Records shown.
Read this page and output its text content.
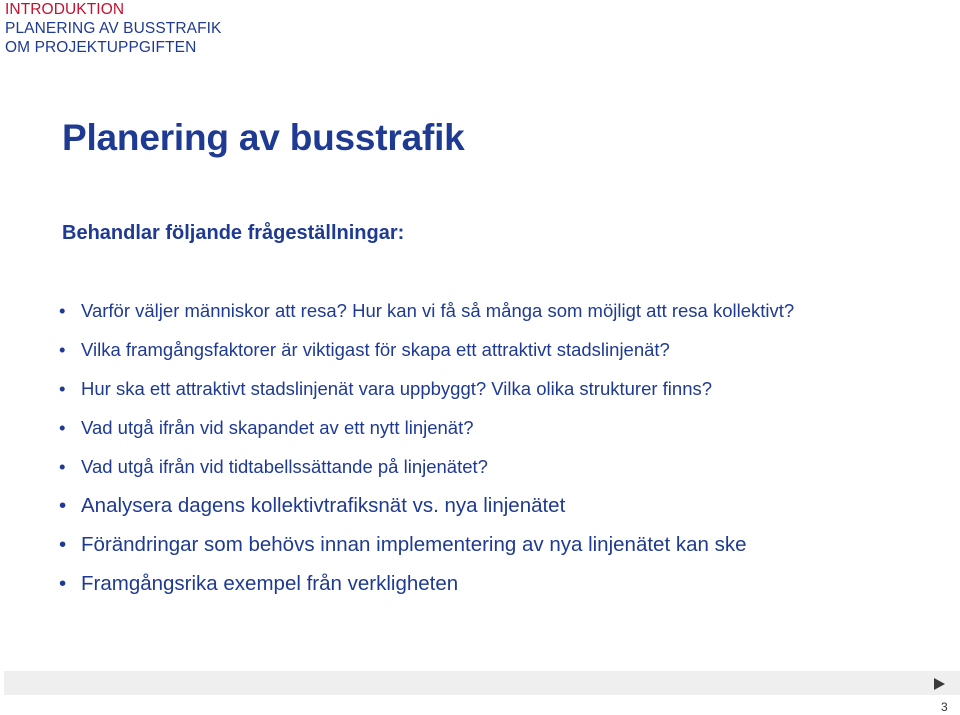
INTRODUKTION
PLANERING AV BUSSTRAFIK
OM PROJEKTUPPGIFTEN
Planering av busstrafik
Behandlar följande frågeställningar:
• Varför väljer människor att resa? Hur kan vi få så många som möjligt att resa kollektivt?
• Vilka framgångsfaktorer är viktigast för skapa ett attraktivt stadslinjenät?
• Hur ska ett attraktivt stadslinjenät vara uppbyggt? Vilka olika strukturer finns?
• Vad utgå ifrån vid skapandet av ett nytt linjenät?
• Vad utgå ifrån vid tidtabellssättande på linjenätet?
• Analysera dagens kollektivtrafiksnät vs. nya linjenätet
• Förändringar som behövs innan implementering av nya linjenätet kan ske
• Framgångsrika exempel från verkligheten
3
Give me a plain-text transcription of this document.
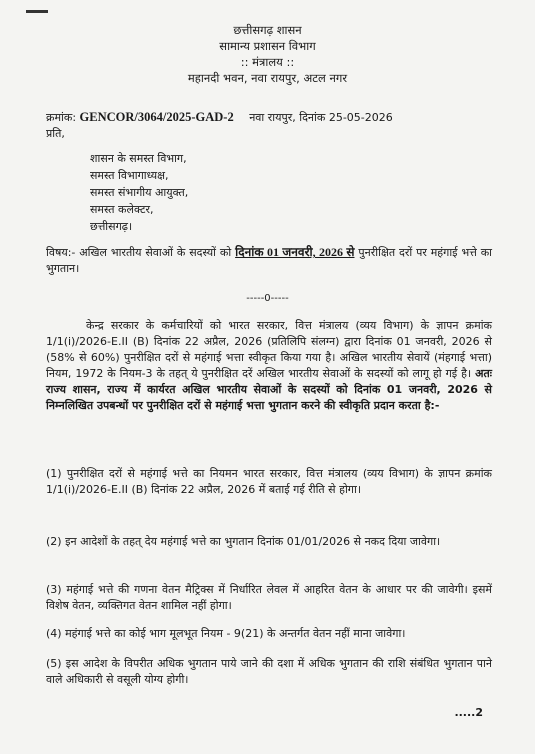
छत्तीसगढ़ शासन
सामान्य प्रशासन विभाग
:: मंत्रालय ::
महानदी भवन, नवा रायपुर, अटल नगर
क्रमांक: GENCOR/3064/2025-GAD-2 नवा रायपुर, दिनांक 25-05-2026
प्रति,
शासन के समस्त विभाग,
समस्त विभागाध्यक्ष,
समस्त संभागीय आयुक्त,
समस्त कलेक्टर,
छत्तीसगढ़।
विषय:- अखिल भारतीय सेवाओं के सदस्यों को दिनांक 01 जनवरी, 2026 से पुनरीक्षित दरों पर महंगाई भत्ते का भुगतान।
-----0-----
केन्द्र सरकार के कर्मचारियों को भारत सरकार, वित्त मंत्रालय (व्यय विभाग) के ज्ञापन क्रमांक 1/1(i)/2026-E.II (B) दिनांक 22 अप्रैल, 2026 (प्रतिलिपि संलग्न) द्वारा दिनांक 01 जनवरी, 2026 से (58% से 60%) पुनरीक्षित दरों से महंगाई भत्ता स्वीकृत किया गया है। अखिल भारतीय सेवायें (मंहगाई भत्ता) नियम, 1972 के नियम-3 के तहत् ये पुनरीक्षित दरें अखिल भारतीय सेवाओं के सदस्यों को लागू हो गई है। अतः राज्य शासन, राज्य में कार्यरत अखिल भारतीय सेवाओं के सदस्यों को दिनांक 01 जनवरी, 2026 से निम्नलिखित उपबन्धों पर पुनरीक्षित दरों से महंगाई भत्ता भुगतान करने की स्वीकृति प्रदान करता है:-
(1) पुनरीक्षित दरों से महंगाई भत्ते का नियमन भारत सरकार, वित्त मंत्रालय (व्यय विभाग) के ज्ञापन क्रमांक 1/1(i)/2026-E.II (B) दिनांक 22 अप्रैल, 2026 में बताई गई रीति से होगा।
(2) इन आदेशों के तहत् देय महंगाई भत्ते का भुगतान दिनांक 01/01/2026 से नकद दिया जावेगा।
(3) महंगाई भत्ते की गणना वेतन मैट्रिक्स में निर्धारित लेवल में आहरित वेतन के आधार पर की जावेगी। इसमें विशेष वेतन, व्यक्तिगत वेतन शामिल नहीं होगा।
(4) महंगाई भत्ते का कोई भाग मूलभूत नियम - 9(21) के अन्तर्गत वेतन नहीं माना जावेगा।
(5) इस आदेश के विपरीत अधिक भुगतान पाये जाने की दशा में अधिक भुगतान की राशि संबंधित भुगतान पाने वाले अधिकारी से वसूली योग्य होगी।
.....2
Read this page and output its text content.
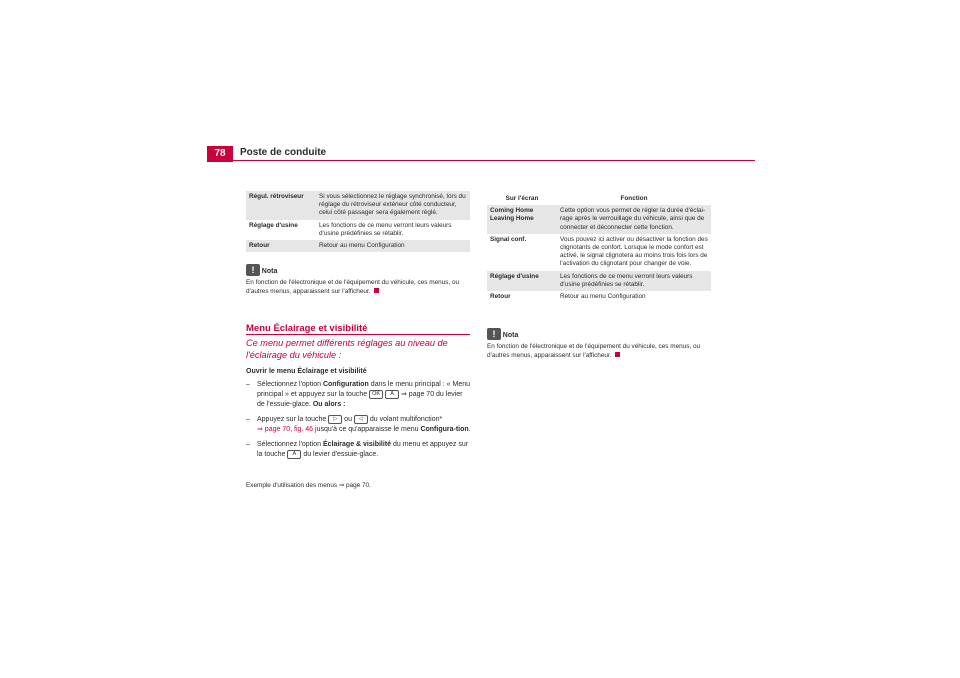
78	Poste de conduite
Régul. rétroviseur	Si vous sélectionnez le réglage synchronisé, lors du réglage du rétroviseur extérieur côté conducteur, celui côté passager sera également réglé.
Réglage d'usine	Les fonctions de ce menu verront leurs valeurs d'usine prédéfinies se rétablir.
Retour	Retour au menu Configuration
! Nota
En fonction de l'électronique et de l'équipement du véhicule, ces menus, ou d'autres menus, apparaissent sur l'afficheur.
Menu Éclairage et visibilité
Ce menu permet différents réglages au niveau de l'éclairage du véhicule :
Ouvrir le menu Éclairage et visibilité
– Sélectionnez l'option Configuration dans le menu principal : « Menu principal » et appuyez sur la touche OK A ⇒ page 70 du levier de l'essuie-glace. Ou alors :
– Appuyez sur la touche ▷ ou ◁ du volant multifonction*
⇒ page 70, fig. 46 jusqu'à ce qu'apparaisse le menu Configura-tion.
– Sélectionnez l'option Éclairage & visibilité du menu et appuyez sur la touche A du levier d'essuie-glace.
Exemple d'utilisation des menus ⇒ page 70.
Sur l'écran	Fonction
Coming Home Leaving Home	Cette option vous permet de régler la durée d'éclai-rage après le verrouillage du véhicule, ainsi que de connecter et déconnecter cette fonction.
Signal conf.	Vous pouvez ici activer ou désactiver la fonction des clignotants de confort. Lorsque le mode confort est activé, le signal clignotera au moins trois fois lors de l'activation du clignotant pour changer de voie.
Réglage d'usine	Les fonctions de ce menu verront leurs valeurs d'usine prédéfinies se rétablir.
Retour	Retour au menu Configuration
! Nota
En fonction de l'électronique et de l'équipement du véhicule, ces menus, ou d'autres menus, apparaissent sur l'afficheur.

Task instructions. Images must not appear in the copy; reproduce everything else in the records verbatim.

Final result.
Read this page and output its text content.
INTRODUKTION
PLANERING AV BUSSTRAFIK
OM PROJEKTUPPGIFTEN
Planering av busstrafik
Behandlar följande frågeställningar:
• Varför väljer människor att resa? Hur kan vi få så många som möjligt att resa kollektivt?
• Vilka framgångsfaktorer är viktigast för skapa ett attraktivt stadslinjenät?
• Hur ska ett attraktivt stadslinjenät vara uppbyggt? Vilka olika strukturer finns?
• Vad utgå ifrån vid skapandet av ett nytt linjenät?
• Vad utgå ifrån vid tidtabellssättande på linjenätet?
• Analysera dagens kollektivtrafiksnät vs. nya linjenätet
• Förändringar som behövs innan implementering av nya linjenätet kan ske
• Framgångsrika exempel från verkligheten
3
Give me a plain-text transcription of this document.
छत्तीसगढ़ शासन
सामान्य प्रशासन विभाग
:: मंत्रालय ::
महानदी भवन, नवा रायपुर, अटल नगर
क्रमांक: GENCOR/3064/2025-GAD-2 नवा रायपुर, दिनांक 25-05-2026
प्रति,
शासन के समस्त विभाग,
समस्त विभागाध्यक्ष,
समस्त संभागीय आयुक्त,
समस्त कलेक्टर,
छत्तीसगढ़।
विषय:- अखिल भारतीय सेवाओं के सदस्यों को दिनांक 01 जनवरी, 2026 से पुनरीक्षित दरों पर महंगाई भत्ते का भुगतान।
-----0-----
केन्द्र सरकार के कर्मचारियों को भारत सरकार, वित्त मंत्रालय (व्यय विभाग) के ज्ञापन क्रमांक 1/1(i)/2026-E.II (B) दिनांक 22 अप्रैल, 2026 (प्रतिलिपि संलग्न) द्वारा दिनांक 01 जनवरी, 2026 से (58% से 60%) पुनरीक्षित दरों से महंगाई भत्ता स्वीकृत किया गया है। अखिल भारतीय सेवायें (मंहगाई भत्ता) नियम, 1972 के नियम-3 के तहत् ये पुनरीक्षित दरें अखिल भारतीय सेवाओं के सदस्यों को लागू हो गई है। अतः राज्य शासन, राज्य में कार्यरत अखिल भारतीय सेवाओं के सदस्यों को दिनांक 01 जनवरी, 2026 से निम्नलिखित उपबन्धों पर पुनरीक्षित दरों से महंगाई भत्ता भुगतान करने की स्वीकृति प्रदान करता है:-
(1) पुनरीक्षित दरों से महंगाई भत्ते का नियमन भारत सरकार, वित्त मंत्रालय (व्यय विभाग) के ज्ञापन क्रमांक 1/1(i)/2026-E.II (B) दिनांक 22 अप्रैल, 2026 में बताई गई रीति से होगा।
(2) इन आदेशों के तहत् देय महंगाई भत्ते का भुगतान दिनांक 01/01/2026 से नकद दिया जावेगा।
(3) महंगाई भत्ते की गणना वेतन मैट्रिक्स में निर्धारित लेवल में आहरित वेतन के आधार पर की जावेगी। इसमें विशेष वेतन, व्यक्तिगत वेतन शामिल नहीं होगा।
(4) महंगाई भत्ते का कोई भाग मूलभूत नियम - 9(21) के अन्तर्गत वेतन नहीं माना जावेगा।
(5) इस आदेश के विपरीत अधिक भुगतान पाये जाने की दशा में अधिक भुगतान की राशि संबंधित भुगतान पाने वाले अधिकारी से वसूली योग्य होगी।
.....2
Read this page and output its text content.
78	Poste de conduite
Régul. rétroviseur	Si vous sélectionnez le réglage synchronisé, lors du réglage du rétroviseur extérieur côté conducteur, celui côté passager sera également réglé.
Réglage d'usine	Les fonctions de ce menu verront leurs valeurs d'usine prédéfinies se rétablir.
Retour	Retour au menu Configuration
! Nota
En fonction de l'électronique et de l'équipement du véhicule, ces menus, ou d'autres menus, apparaissent sur l'afficheur.
Menu Éclairage et visibilité
Ce menu permet différents réglages au niveau de l'éclairage du véhicule :
Ouvrir le menu Éclairage et visibilité
– Sélectionnez l'option Configuration dans le menu principal : « Menu principal » et appuyez sur la touche OK A ⇒ page 70 du levier de l'essuie-glace. Ou alors :
– Appuyez sur la touche ▷ ou ◁ du volant multifonction*
⇒ page 70, fig. 46 jusqu'à ce qu'apparaisse le menu Configura-tion.
– Sélectionnez l'option Éclairage & visibilité du menu et appuyez sur la touche A du levier d'essuie-glace.
Exemple d'utilisation des menus ⇒ page 70.
Sur l'écran	Fonction
Coming Home Leaving Home	Cette option vous permet de régler la durée d'éclai-rage après le verrouillage du véhicule, ainsi que de connecter et déconnecter cette fonction.
Signal conf.	Vous pouvez ici activer ou désactiver la fonction des clignotants de confort. Lorsque le mode confort est activé, le signal clignotera au moins trois fois lors de l'activation du clignotant pour changer de voie.
Réglage d'usine	Les fonctions de ce menu verront leurs valeurs d'usine prédéfinies se rétablir.
Retour	Retour au menu Configuration
! Nota
En fonction de l'électronique et de l'équipement du véhicule, ces menus, ou d'autres menus, apparaissent sur l'afficheur.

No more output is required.